Transcribe all the records with complete accuracy.

>> START Material supplied

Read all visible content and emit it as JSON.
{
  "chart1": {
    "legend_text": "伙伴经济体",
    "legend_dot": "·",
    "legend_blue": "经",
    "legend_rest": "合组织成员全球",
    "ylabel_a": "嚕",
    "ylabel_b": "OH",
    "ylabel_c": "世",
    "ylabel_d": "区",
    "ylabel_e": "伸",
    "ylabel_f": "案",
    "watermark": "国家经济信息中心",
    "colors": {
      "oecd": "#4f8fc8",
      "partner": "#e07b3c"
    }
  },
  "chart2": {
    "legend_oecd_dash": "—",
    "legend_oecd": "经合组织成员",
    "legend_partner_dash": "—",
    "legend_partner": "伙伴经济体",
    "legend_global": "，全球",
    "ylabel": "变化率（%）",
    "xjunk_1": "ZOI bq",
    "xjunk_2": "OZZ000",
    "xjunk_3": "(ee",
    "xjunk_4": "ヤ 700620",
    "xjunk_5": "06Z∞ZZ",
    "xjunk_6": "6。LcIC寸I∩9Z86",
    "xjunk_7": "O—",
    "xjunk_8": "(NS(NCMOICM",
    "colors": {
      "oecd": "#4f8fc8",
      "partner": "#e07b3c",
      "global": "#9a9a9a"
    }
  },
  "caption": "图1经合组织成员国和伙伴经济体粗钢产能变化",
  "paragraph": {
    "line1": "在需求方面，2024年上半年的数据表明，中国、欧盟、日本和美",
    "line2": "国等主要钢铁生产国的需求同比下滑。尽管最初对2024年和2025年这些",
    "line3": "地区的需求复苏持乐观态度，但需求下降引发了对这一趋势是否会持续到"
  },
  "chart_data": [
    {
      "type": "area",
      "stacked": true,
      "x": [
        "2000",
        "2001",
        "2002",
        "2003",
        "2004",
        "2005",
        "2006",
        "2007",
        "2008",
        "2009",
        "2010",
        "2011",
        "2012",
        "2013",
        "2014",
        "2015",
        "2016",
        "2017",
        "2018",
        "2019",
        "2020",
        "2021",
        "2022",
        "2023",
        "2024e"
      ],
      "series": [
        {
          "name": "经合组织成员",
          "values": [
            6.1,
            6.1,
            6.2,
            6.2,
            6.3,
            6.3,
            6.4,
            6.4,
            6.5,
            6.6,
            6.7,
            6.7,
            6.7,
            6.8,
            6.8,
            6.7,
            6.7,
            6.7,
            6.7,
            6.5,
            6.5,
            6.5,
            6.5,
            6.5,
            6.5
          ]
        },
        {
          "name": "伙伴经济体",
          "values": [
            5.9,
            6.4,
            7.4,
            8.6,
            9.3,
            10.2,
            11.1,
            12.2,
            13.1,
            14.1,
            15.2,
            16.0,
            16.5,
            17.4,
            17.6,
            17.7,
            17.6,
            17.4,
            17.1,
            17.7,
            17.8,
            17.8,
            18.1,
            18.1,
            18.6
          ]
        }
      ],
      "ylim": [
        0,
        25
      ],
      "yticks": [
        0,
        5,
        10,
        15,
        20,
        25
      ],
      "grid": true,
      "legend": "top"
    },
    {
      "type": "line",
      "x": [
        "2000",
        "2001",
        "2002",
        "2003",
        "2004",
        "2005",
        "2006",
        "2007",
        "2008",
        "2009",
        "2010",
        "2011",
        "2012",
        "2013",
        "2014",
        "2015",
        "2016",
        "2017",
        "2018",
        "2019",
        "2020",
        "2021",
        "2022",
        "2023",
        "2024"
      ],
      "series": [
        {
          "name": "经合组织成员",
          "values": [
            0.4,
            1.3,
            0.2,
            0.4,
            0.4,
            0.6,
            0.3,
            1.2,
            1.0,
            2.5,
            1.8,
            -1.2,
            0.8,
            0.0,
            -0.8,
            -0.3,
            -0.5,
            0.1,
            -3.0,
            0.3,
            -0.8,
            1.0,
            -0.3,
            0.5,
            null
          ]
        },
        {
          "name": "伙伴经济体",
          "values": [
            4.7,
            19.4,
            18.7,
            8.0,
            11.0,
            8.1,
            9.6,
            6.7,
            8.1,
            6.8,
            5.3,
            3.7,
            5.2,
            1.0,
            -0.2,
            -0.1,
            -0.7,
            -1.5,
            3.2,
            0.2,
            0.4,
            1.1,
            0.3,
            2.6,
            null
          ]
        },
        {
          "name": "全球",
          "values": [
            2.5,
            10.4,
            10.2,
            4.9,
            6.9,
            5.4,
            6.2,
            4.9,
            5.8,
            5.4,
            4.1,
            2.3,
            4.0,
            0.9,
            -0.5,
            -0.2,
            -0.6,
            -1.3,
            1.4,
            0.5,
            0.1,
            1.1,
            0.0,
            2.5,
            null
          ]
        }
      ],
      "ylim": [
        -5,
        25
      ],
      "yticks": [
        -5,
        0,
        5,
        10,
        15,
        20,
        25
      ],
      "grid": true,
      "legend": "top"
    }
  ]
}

>> END Material supplied

- In response
Read all visible content and emit it as JSON.
{
  "chart1": {
    "legend_text": "伙伴经济体",
    "legend_dot": "·",
    "legend_blue": "经",
    "legend_rest": "合组织成员全球",
    "ylabel_a": "嚕",
    "ylabel_b": "OH",
    "ylabel_c": "世",
    "ylabel_d": "区",
    "ylabel_e": "伸",
    "ylabel_f": "案",
    "watermark": "国家经济信息中心",
    "colors": {
      "oecd": "#4f8fc8",
      "partner": "#e07b3c"
    }
  },
  "chart2": {
    "legend_oecd_dash": "—",
    "legend_oecd": "经合组织成员",
    "legend_partner_dash": "—",
    "legend_partner": "伙伴经济体",
    "legend_global": "，全球",
    "ylabel": "变化率（%）",
    "xjunk_1": "ZOI bq",
    "xjunk_2": "OZZ000",
    "xjunk_3": "(ee",
    "xjunk_4": "ヤ 700620",
    "xjunk_5": "06Z∞ZZ",
    "xjunk_6": "6。LcIC寸I∩9Z86",
    "xjunk_7": "O—",
    "xjunk_8": "(NS(NCMOICM",
    "colors": {
      "oecd": "#4f8fc8",
      "partner": "#e07b3c",
      "global": "#9a9a9a"
    }
  },
  "caption": "图1经合组织成员国和伙伴经济体粗钢产能变化",
  "paragraph": {
    "line1": "在需求方面，2024年上半年的数据表明，中国、欧盟、日本和美",
    "line2": "国等主要钢铁生产国的需求同比下滑。尽管最初对2024年和2025年这些",
    "line3": "地区的需求复苏持乐观态度，但需求下降引发了对这一趋势是否会持续到"
  },
  "chart_data": [
    {
      "type": "area",
      "stacked": true,
      "x": [
        "2000",
        "2001",
        "2002",
        "2003",
        "2004",
        "2005",
        "2006",
        "2007",
        "2008",
        "2009",
        "2010",
        "2011",
        "2012",
        "2013",
        "2014",
        "2015",
        "2016",
        "2017",
        "2018",
        "2019",
        "2020",
        "2021",
        "2022",
        "2023",
        "2024e"
      ],
      "series": [
        {
          "name": "经合组织成员",
          "values": [
            6.1,
            6.1,
            6.2,
            6.2,
            6.3,
            6.3,
            6.4,
            6.4,
            6.5,
            6.6,
            6.7,
            6.7,
            6.7,
            6.8,
            6.8,
            6.7,
            6.7,
            6.7,
            6.7,
            6.5,
            6.5,
            6.5,
            6.5,
            6.5,
            6.5
          ]
        },
        {
          "name": "伙伴经济体",
          "values": [
            5.9,
            6.4,
            7.4,
            8.6,
            9.3,
            10.2,
            11.1,
            12.2,
            13.1,
            14.1,
            15.2,
            16.0,
            16.5,
            17.4,
            17.6,
            17.7,
            17.6,
            17.4,
            17.1,
            17.7,
            17.8,
            17.8,
            18.1,
            18.1,
            18.6
          ]
        }
      ],
      "ylim": [
        0,
        25
      ],
      "yticks": [
        0,
        5,
        10,
        15,
        20,
        25
      ],
      "grid": true,
      "legend": "top"
    },
    {
      "type": "line",
      "x": [
        "2000",
        "2001",
        "2002",
        "2003",
        "2004",
        "2005",
        "2006",
        "2007",
        "2008",
        "2009",
        "2010",
        "2011",
        "2012",
        "2013",
        "2014",
        "2015",
        "2016",
        "2017",
        "2018",
        "2019",
        "2020",
        "2021",
        "2022",
        "2023",
        "2024"
      ],
      "series": [
        {
          "name": "经合组织成员",
          "values": [
            0.4,
            1.3,
            0.2,
            0.4,
            0.4,
            0.6,
            0.3,
            1.2,
            1.0,
            2.5,
            1.8,
            -1.2,
            0.8,
            0.0,
            -0.8,
            -0.3,
            -0.5,
            0.1,
            -3.0,
            0.3,
            -0.8,
            1.0,
            -0.3,
            0.5,
            null
          ]
        },
        {
          "name": "伙伴经济体",
          "values": [
            4.7,
            19.4,
            18.7,
            8.0,
            11.0,
            8.1,
            9.6,
            6.7,
            8.1,
            6.8,
            5.3,
            3.7,
            5.2,
            1.0,
            -0.2,
            -0.1,
            -0.7,
            -1.5,
            3.2,
            0.2,
            0.4,
            1.1,
            0.3,
            2.6,
            null
          ]
        },
        {
          "name": "全球",
          "values": [
            2.5,
            10.4,
            10.2,
            4.9,
            6.9,
            5.4,
            6.2,
            4.9,
            5.8,
            5.4,
            4.1,
            2.3,
            4.0,
            0.9,
            -0.5,
            -0.2,
            -0.6,
            -1.3,
            1.4,
            0.5,
            0.1,
            1.1,
            0.0,
            2.5,
            null
          ]
        }
      ],
      "ylim": [
        -5,
        25
      ],
      "yticks": [
        -5,
        0,
        5,
        10,
        15,
        20,
        25
      ],
      "grid": true,
      "legend": "top"
    }
  ]
}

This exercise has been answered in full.